-- START OF MATERIAL FOR THIS EXERCISE --

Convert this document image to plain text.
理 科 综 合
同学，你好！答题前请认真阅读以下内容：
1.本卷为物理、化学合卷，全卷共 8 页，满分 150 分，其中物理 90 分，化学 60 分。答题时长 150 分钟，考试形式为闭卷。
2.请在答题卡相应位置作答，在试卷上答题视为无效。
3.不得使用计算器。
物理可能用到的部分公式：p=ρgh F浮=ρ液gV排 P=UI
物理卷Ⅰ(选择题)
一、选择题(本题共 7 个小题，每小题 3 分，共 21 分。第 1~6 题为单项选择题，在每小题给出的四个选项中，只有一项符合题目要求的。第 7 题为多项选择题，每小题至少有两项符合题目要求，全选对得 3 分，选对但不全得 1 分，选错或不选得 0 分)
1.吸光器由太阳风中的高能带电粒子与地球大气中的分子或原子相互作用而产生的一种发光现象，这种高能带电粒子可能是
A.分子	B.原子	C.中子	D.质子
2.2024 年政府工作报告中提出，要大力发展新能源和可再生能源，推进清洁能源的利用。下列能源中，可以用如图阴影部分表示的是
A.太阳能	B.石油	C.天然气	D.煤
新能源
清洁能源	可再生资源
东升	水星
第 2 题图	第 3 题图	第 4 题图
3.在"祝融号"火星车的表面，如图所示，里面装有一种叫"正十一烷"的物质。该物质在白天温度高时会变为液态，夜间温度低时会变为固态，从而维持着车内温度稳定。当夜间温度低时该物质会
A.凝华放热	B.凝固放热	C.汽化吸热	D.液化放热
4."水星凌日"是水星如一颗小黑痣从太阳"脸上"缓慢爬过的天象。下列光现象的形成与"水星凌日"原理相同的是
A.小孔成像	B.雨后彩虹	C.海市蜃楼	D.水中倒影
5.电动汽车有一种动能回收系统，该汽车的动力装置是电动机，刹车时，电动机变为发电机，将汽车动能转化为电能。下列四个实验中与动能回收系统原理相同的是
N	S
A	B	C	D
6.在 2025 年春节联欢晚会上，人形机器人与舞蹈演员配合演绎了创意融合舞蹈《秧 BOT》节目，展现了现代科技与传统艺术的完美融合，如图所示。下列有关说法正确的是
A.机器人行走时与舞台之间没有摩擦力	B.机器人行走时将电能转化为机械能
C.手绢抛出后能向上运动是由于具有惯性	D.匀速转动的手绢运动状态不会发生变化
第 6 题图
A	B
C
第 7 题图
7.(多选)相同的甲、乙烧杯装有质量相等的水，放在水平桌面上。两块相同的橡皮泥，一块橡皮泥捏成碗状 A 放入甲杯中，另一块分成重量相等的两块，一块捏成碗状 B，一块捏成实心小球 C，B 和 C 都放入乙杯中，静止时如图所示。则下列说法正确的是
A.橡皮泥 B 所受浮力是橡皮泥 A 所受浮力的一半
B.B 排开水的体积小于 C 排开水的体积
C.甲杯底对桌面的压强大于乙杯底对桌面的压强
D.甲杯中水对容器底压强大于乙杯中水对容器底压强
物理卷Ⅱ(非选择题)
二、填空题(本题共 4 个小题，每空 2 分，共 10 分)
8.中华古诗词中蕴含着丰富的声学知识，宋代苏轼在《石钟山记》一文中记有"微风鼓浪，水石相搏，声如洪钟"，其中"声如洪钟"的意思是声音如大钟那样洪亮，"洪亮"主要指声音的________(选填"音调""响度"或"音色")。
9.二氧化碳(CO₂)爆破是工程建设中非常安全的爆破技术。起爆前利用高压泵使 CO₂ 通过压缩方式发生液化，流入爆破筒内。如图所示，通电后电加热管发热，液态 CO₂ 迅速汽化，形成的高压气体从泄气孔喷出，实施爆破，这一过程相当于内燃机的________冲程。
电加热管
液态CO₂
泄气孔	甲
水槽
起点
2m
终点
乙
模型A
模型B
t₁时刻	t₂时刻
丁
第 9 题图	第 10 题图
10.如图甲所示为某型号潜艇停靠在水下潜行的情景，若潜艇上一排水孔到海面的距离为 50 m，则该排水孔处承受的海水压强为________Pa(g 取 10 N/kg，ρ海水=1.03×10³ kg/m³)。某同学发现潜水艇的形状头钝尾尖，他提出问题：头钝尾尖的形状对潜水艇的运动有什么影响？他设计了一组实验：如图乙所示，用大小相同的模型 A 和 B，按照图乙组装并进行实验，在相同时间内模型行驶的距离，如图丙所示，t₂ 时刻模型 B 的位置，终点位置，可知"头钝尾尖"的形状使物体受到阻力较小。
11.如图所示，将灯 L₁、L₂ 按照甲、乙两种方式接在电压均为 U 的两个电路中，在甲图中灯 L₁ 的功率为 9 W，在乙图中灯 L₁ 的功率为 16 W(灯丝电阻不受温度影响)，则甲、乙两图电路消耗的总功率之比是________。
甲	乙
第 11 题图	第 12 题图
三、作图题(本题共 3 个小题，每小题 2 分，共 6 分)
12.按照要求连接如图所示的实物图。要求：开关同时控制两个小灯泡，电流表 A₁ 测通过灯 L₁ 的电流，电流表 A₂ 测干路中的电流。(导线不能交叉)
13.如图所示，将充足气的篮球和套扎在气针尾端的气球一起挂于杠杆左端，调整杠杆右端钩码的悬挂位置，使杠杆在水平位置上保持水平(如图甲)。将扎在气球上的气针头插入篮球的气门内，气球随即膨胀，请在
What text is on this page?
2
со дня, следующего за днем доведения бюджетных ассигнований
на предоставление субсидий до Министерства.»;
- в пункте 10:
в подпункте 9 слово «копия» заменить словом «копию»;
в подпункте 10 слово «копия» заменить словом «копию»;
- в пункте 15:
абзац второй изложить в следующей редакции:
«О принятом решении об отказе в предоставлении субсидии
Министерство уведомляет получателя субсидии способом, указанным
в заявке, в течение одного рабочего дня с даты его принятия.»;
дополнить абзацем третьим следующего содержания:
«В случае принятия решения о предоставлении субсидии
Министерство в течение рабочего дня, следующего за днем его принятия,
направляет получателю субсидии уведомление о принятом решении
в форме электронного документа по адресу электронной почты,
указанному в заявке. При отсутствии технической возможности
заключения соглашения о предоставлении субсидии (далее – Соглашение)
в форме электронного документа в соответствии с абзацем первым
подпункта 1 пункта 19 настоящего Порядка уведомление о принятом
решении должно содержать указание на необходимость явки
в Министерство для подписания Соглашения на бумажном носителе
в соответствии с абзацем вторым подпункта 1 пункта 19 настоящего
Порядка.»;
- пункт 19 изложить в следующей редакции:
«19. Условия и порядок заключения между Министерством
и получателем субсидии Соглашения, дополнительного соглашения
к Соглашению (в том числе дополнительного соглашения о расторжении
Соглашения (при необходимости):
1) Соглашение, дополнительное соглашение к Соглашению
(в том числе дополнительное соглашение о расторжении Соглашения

-- END OF MATERIAL FOR THIS EXERCISE --

▶ **WHAT TO DO**
Repeat every entry word for word.

▶ **SOLUTION TO THIS PROBLEM**
Convert this document image to plain text.
理 科 综 合
同学，你好！答题前请认真阅读以下内容：
1.本卷为物理、化学合卷，全卷共 8 页，满分 150 分，其中物理 90 分，化学 60 分。答题时长 150 分钟，考试形式为闭卷。
2.请在答题卡相应位置作答，在试卷上答题视为无效。
3.不得使用计算器。
物理可能用到的部分公式：p=ρgh F浮=ρ液gV排 P=UI
物理卷Ⅰ(选择题)
一、选择题(本题共 7 个小题，每小题 3 分，共 21 分。第 1~6 题为单项选择题，在每小题给出的四个选项中，只有一项符合题目要求的。第 7 题为多项选择题，每小题至少有两项符合题目要求，全选对得 3 分，选对但不全得 1 分，选错或不选得 0 分)
1.吸光器由太阳风中的高能带电粒子与地球大气中的分子或原子相互作用而产生的一种发光现象，这种高能带电粒子可能是
A.分子	B.原子	C.中子	D.质子
2.2024 年政府工作报告中提出，要大力发展新能源和可再生能源，推进清洁能源的利用。下列能源中，可以用如图阴影部分表示的是
A.太阳能	B.石油	C.天然气	D.煤
新能源
清洁能源	可再生资源
东升	水星
第 2 题图	第 3 题图	第 4 题图
3.在"祝融号"火星车的表面，如图所示，里面装有一种叫"正十一烷"的物质。该物质在白天温度高时会变为液态，夜间温度低时会变为固态，从而维持着车内温度稳定。当夜间温度低时该物质会
A.凝华放热	B.凝固放热	C.汽化吸热	D.液化放热
4."水星凌日"是水星如一颗小黑痣从太阳"脸上"缓慢爬过的天象。下列光现象的形成与"水星凌日"原理相同的是
A.小孔成像	B.雨后彩虹	C.海市蜃楼	D.水中倒影
5.电动汽车有一种动能回收系统，该汽车的动力装置是电动机，刹车时，电动机变为发电机，将汽车动能转化为电能。下列四个实验中与动能回收系统原理相同的是
N	S
A	B	C	D
6.在 2025 年春节联欢晚会上，人形机器人与舞蹈演员配合演绎了创意融合舞蹈《秧 BOT》节目，展现了现代科技与传统艺术的完美融合，如图所示。下列有关说法正确的是
A.机器人行走时与舞台之间没有摩擦力	B.机器人行走时将电能转化为机械能
C.手绢抛出后能向上运动是由于具有惯性	D.匀速转动的手绢运动状态不会发生变化
第 6 题图
A	B
C
第 7 题图
7.(多选)相同的甲、乙烧杯装有质量相等的水，放在水平桌面上。两块相同的橡皮泥，一块橡皮泥捏成碗状 A 放入甲杯中，另一块分成重量相等的两块，一块捏成碗状 B，一块捏成实心小球 C，B 和 C 都放入乙杯中，静止时如图所示。则下列说法正确的是
A.橡皮泥 B 所受浮力是橡皮泥 A 所受浮力的一半
B.B 排开水的体积小于 C 排开水的体积
C.甲杯底对桌面的压强大于乙杯底对桌面的压强
D.甲杯中水对容器底压强大于乙杯中水对容器底压强
物理卷Ⅱ(非选择题)
二、填空题(本题共 4 个小题，每空 2 分，共 10 分)
8.中华古诗词中蕴含着丰富的声学知识，宋代苏轼在《石钟山记》一文中记有"微风鼓浪，水石相搏，声如洪钟"，其中"声如洪钟"的意思是声音如大钟那样洪亮，"洪亮"主要指声音的________(选填"音调""响度"或"音色")。
9.二氧化碳(CO₂)爆破是工程建设中非常安全的爆破技术。起爆前利用高压泵使 CO₂ 通过压缩方式发生液化，流入爆破筒内。如图所示，通电后电加热管发热，液态 CO₂ 迅速汽化，形成的高压气体从泄气孔喷出，实施爆破，这一过程相当于内燃机的________冲程。
电加热管
液态CO₂
泄气孔	甲
水槽
起点
2m
终点
乙
模型A
模型B
t₁时刻	t₂时刻
丁
第 9 题图	第 10 题图
10.如图甲所示为某型号潜艇停靠在水下潜行的情景，若潜艇上一排水孔到海面的距离为 50 m，则该排水孔处承受的海水压强为________Pa(g 取 10 N/kg，ρ海水=1.03×10³ kg/m³)。某同学发现潜水艇的形状头钝尾尖，他提出问题：头钝尾尖的形状对潜水艇的运动有什么影响？他设计了一组实验：如图乙所示，用大小相同的模型 A 和 B，按照图乙组装并进行实验，在相同时间内模型行驶的距离，如图丙所示，t₂ 时刻模型 B 的位置，终点位置，可知"头钝尾尖"的形状使物体受到阻力较小。
11.如图所示，将灯 L₁、L₂ 按照甲、乙两种方式接在电压均为 U 的两个电路中，在甲图中灯 L₁ 的功率为 9 W，在乙图中灯 L₁ 的功率为 16 W(灯丝电阻不受温度影响)，则甲、乙两图电路消耗的总功率之比是________。
甲	乙
第 11 题图	第 12 题图
三、作图题(本题共 3 个小题，每小题 2 分，共 6 分)
12.按照要求连接如图所示的实物图。要求：开关同时控制两个小灯泡，电流表 A₁ 测通过灯 L₁ 的电流，电流表 A₂ 测干路中的电流。(导线不能交叉)
13.如图所示，将充足气的篮球和套扎在气针尾端的气球一起挂于杠杆左端，调整杠杆右端钩码的悬挂位置，使杠杆在水平位置上保持水平(如图甲)。将扎在气球上的气针头插入篮球的气门内，气球随即膨胀，请在
What text is on this page?
2
со дня, следующего за днем доведения бюджетных ассигнований
на предоставление субсидий до Министерства.»;
- в пункте 10:
в подпункте 9 слово «копия» заменить словом «копию»;
в подпункте 10 слово «копия» заменить словом «копию»;
- в пункте 15:
абзац второй изложить в следующей редакции:
«О принятом решении об отказе в предоставлении субсидии
Министерство уведомляет получателя субсидии способом, указанным
в заявке, в течение одного рабочего дня с даты его принятия.»;
дополнить абзацем третьим следующего содержания:
«В случае принятия решения о предоставлении субсидии
Министерство в течение рабочего дня, следующего за днем его принятия,
направляет получателю субсидии уведомление о принятом решении
в форме электронного документа по адресу электронной почты,
указанному в заявке. При отсутствии технической возможности
заключения соглашения о предоставлении субсидии (далее – Соглашение)
в форме электронного документа в соответствии с абзацем первым
подпункта 1 пункта 19 настоящего Порядка уведомление о принятом
решении должно содержать указание на необходимость явки
в Министерство для подписания Соглашения на бумажном носителе
в соответствии с абзацем вторым подпункта 1 пункта 19 настоящего
Порядка.»;
- пункт 19 изложить в следующей редакции:
«19. Условия и порядок заключения между Министерством
и получателем субсидии Соглашения, дополнительного соглашения
к Соглашению (в том числе дополнительного соглашения о расторжении
Соглашения (при необходимости):
1) Соглашение, дополнительное соглашение к Соглашению
(в том числе дополнительное соглашение о расторжении Соглашения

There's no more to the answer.